:: Task instructions ::
Write out all of the lines below, exactly and completely.

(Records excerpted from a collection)
◇ ◇ ◇
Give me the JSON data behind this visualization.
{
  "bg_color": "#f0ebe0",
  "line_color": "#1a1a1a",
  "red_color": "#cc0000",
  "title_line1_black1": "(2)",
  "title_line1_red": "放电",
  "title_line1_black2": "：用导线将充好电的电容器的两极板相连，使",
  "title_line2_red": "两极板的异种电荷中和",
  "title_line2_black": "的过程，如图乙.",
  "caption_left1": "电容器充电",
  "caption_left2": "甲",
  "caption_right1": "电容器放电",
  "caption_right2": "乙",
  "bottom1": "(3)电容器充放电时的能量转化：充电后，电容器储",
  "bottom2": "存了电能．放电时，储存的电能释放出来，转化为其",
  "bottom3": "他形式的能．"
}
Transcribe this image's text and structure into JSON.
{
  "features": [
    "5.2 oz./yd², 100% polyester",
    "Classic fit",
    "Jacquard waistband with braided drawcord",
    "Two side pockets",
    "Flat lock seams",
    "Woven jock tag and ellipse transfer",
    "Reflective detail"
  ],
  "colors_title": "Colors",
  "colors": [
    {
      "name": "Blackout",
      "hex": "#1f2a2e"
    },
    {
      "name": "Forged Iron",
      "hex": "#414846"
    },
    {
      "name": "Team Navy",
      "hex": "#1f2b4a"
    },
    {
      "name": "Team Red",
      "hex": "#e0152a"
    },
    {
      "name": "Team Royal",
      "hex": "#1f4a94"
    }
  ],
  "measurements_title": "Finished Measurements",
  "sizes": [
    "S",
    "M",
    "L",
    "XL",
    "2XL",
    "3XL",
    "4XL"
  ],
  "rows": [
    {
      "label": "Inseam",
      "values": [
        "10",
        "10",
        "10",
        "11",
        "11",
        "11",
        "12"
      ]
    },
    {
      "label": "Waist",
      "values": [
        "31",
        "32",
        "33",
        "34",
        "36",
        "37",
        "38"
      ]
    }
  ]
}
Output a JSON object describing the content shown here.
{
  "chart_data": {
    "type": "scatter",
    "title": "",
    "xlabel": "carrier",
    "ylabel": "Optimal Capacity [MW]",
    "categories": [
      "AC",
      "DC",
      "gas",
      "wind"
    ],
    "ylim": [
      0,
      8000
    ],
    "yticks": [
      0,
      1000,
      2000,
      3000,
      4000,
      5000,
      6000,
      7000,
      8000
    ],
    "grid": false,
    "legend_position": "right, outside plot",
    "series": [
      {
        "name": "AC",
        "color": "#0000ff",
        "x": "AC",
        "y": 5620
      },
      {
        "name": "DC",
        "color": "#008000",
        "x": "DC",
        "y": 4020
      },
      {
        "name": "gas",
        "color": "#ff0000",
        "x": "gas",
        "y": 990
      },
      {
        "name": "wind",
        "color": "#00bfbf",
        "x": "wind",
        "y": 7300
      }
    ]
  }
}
◇ ◇ ◇
:: Answer to the exercise ::
Give me the JSON data behind this visualization.
{
  "bg_color": "#f0ebe0",
  "line_color": "#1a1a1a",
  "red_color": "#cc0000",
  "title_line1_black1": "(2)",
  "title_line1_red": "放电",
  "title_line1_black2": "：用导线将充好电的电容器的两极板相连，使",
  "title_line2_red": "两极板的异种电荷中和",
  "title_line2_black": "的过程，如图乙.",
  "caption_left1": "电容器充电",
  "caption_left2": "甲",
  "caption_right1": "电容器放电",
  "caption_right2": "乙",
  "bottom1": "(3)电容器充放电时的能量转化：充电后，电容器储",
  "bottom2": "存了电能．放电时，储存的电能释放出来，转化为其",
  "bottom3": "他形式的能．"
}
Transcribe this image's text and structure into JSON.
{
  "features": [
    "5.2 oz./yd², 100% polyester",
    "Classic fit",
    "Jacquard waistband with braided drawcord",
    "Two side pockets",
    "Flat lock seams",
    "Woven jock tag and ellipse transfer",
    "Reflective detail"
  ],
  "colors_title": "Colors",
  "colors": [
    {
      "name": "Blackout",
      "hex": "#1f2a2e"
    },
    {
      "name": "Forged Iron",
      "hex": "#414846"
    },
    {
      "name": "Team Navy",
      "hex": "#1f2b4a"
    },
    {
      "name": "Team Red",
      "hex": "#e0152a"
    },
    {
      "name": "Team Royal",
      "hex": "#1f4a94"
    }
  ],
  "measurements_title": "Finished Measurements",
  "sizes": [
    "S",
    "M",
    "L",
    "XL",
    "2XL",
    "3XL",
    "4XL"
  ],
  "rows": [
    {
      "label": "Inseam",
      "values": [
        "10",
        "10",
        "10",
        "11",
        "11",
        "11",
        "12"
      ]
    },
    {
      "label": "Waist",
      "values": [
        "31",
        "32",
        "33",
        "34",
        "36",
        "37",
        "38"
      ]
    }
  ]
}
Output a JSON object describing the content shown here.
{
  "chart_data": {
    "type": "scatter",
    "title": "",
    "xlabel": "carrier",
    "ylabel": "Optimal Capacity [MW]",
    "categories": [
      "AC",
      "DC",
      "gas",
      "wind"
    ],
    "ylim": [
      0,
      8000
    ],
    "yticks": [
      0,
      1000,
      2000,
      3000,
      4000,
      5000,
      6000,
      7000,
      8000
    ],
    "grid": false,
    "legend_position": "right, outside plot",
    "series": [
      {
        "name": "AC",
        "color": "#0000ff",
        "x": "AC",
        "y": 5620
      },
      {
        "name": "DC",
        "color": "#008000",
        "x": "DC",
        "y": 4020
      },
      {
        "name": "gas",
        "color": "#ff0000",
        "x": "gas",
        "y": 990
      },
      {
        "name": "wind",
        "color": "#00bfbf",
        "x": "wind",
        "y": 7300
      }
    ]
  }
}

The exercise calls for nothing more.